+++ Input
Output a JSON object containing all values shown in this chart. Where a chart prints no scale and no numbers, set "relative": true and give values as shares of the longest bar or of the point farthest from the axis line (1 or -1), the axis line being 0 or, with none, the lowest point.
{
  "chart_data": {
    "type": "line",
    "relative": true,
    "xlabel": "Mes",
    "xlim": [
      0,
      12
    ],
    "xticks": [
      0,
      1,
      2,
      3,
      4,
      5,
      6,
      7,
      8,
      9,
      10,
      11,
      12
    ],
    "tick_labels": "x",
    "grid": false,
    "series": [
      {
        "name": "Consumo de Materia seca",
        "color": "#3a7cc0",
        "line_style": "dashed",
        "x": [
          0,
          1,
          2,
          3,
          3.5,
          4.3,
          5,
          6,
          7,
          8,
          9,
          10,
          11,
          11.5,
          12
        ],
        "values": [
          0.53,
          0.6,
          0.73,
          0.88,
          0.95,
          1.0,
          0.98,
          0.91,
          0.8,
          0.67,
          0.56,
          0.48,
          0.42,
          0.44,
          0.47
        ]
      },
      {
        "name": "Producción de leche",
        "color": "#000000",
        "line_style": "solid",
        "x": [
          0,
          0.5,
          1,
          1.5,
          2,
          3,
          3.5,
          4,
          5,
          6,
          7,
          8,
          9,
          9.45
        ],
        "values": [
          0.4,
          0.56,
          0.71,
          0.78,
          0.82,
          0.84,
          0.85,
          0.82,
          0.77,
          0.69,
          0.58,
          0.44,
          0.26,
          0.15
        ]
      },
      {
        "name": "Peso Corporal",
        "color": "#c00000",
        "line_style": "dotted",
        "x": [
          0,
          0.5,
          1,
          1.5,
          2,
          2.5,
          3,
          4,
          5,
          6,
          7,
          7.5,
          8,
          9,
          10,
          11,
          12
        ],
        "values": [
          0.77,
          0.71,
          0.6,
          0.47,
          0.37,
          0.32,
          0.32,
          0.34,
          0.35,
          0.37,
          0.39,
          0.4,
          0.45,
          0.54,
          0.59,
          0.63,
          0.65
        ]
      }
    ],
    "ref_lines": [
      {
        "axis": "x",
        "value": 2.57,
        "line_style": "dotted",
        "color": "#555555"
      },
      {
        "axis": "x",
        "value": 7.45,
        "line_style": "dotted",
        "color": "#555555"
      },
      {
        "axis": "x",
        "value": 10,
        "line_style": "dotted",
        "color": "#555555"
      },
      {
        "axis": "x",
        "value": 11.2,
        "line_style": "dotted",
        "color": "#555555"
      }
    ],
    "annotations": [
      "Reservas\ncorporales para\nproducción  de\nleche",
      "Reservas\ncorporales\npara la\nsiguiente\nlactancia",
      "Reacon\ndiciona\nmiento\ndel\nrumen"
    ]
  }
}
++++++
+++ Input
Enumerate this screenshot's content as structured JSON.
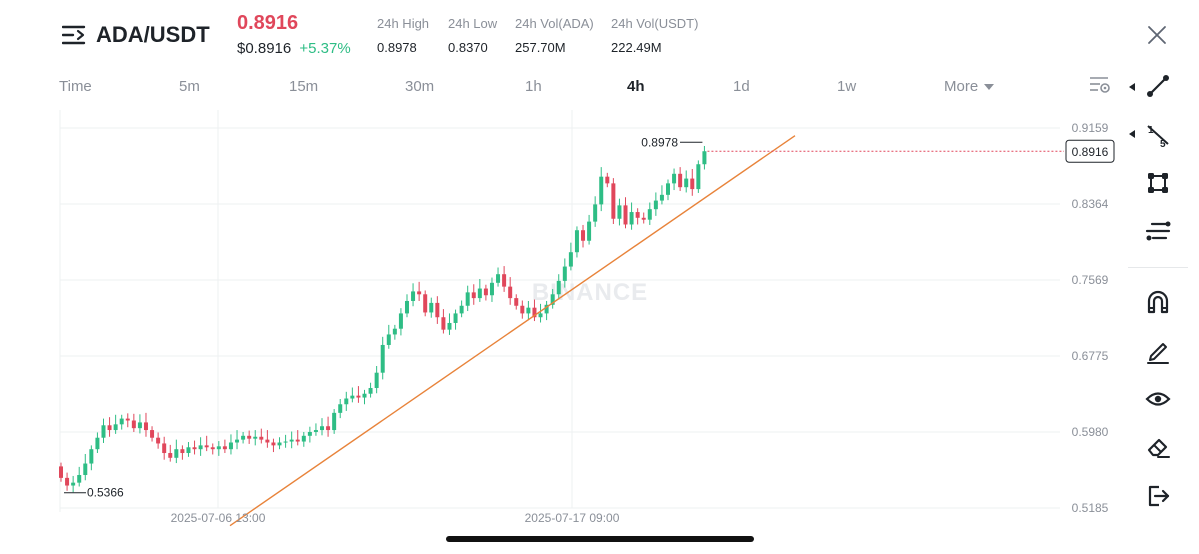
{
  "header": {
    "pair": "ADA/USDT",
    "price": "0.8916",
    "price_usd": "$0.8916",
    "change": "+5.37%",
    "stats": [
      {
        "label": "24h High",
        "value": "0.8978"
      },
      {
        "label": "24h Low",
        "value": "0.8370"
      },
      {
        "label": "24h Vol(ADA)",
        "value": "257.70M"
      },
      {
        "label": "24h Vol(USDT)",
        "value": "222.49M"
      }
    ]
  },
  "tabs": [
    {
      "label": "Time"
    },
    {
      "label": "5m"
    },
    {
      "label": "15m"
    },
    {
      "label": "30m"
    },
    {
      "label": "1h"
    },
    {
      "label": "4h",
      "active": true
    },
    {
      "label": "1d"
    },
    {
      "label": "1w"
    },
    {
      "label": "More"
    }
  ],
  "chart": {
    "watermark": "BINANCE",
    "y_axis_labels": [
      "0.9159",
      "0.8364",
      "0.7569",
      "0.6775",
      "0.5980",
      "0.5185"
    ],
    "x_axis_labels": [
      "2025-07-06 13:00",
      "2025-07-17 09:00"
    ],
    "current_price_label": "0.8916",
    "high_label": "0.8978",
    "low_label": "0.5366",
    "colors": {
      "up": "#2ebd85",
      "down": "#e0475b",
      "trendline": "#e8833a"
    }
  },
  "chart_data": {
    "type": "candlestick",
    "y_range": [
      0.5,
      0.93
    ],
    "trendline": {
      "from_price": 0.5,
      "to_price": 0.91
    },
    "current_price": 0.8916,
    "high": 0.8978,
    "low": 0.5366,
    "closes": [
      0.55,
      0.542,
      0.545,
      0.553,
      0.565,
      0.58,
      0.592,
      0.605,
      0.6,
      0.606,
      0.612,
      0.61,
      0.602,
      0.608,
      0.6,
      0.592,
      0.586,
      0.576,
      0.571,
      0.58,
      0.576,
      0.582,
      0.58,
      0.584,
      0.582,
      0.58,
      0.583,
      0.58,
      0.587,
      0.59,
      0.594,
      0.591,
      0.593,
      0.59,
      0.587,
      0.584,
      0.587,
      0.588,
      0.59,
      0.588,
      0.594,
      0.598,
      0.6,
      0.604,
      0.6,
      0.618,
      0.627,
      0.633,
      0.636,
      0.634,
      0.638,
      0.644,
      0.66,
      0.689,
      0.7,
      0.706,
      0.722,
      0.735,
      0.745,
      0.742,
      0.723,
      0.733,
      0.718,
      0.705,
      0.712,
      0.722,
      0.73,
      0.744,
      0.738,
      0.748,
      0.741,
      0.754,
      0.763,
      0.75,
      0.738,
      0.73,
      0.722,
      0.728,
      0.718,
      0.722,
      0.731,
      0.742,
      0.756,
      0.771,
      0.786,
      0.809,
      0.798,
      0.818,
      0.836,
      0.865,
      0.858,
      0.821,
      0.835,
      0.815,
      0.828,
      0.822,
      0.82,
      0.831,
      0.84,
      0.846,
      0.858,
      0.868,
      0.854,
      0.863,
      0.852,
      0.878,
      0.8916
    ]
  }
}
++++++
+++ Input
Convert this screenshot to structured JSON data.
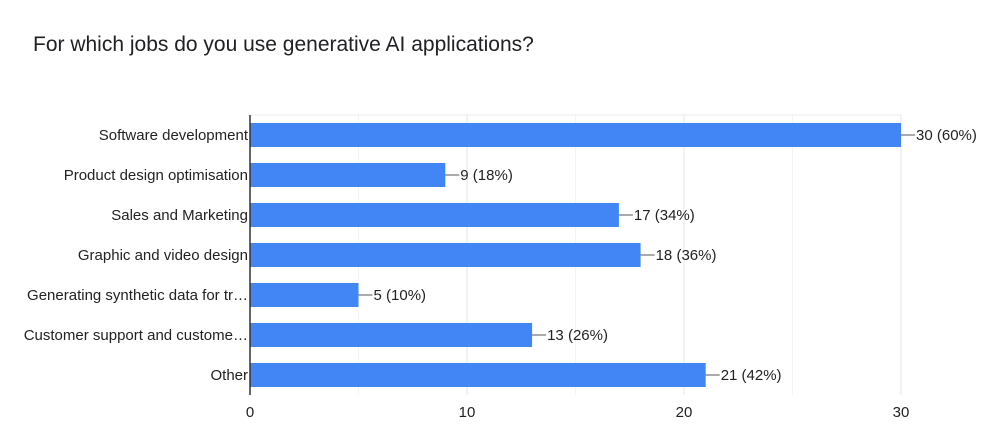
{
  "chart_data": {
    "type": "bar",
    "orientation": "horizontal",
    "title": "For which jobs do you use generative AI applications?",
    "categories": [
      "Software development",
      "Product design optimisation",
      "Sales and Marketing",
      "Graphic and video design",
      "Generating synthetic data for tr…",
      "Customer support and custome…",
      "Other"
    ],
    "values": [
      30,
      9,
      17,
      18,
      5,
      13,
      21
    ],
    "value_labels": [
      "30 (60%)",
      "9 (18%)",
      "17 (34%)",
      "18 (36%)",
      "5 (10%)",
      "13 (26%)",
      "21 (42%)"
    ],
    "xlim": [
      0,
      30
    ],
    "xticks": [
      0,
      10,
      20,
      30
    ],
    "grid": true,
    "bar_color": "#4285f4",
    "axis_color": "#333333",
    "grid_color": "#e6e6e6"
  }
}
++++++
# What is being asked
Extract each line from the entries above that contains the string "type".

# Correct answer
    "type": "line",
    "type": "candlestick",
    "type": "bar",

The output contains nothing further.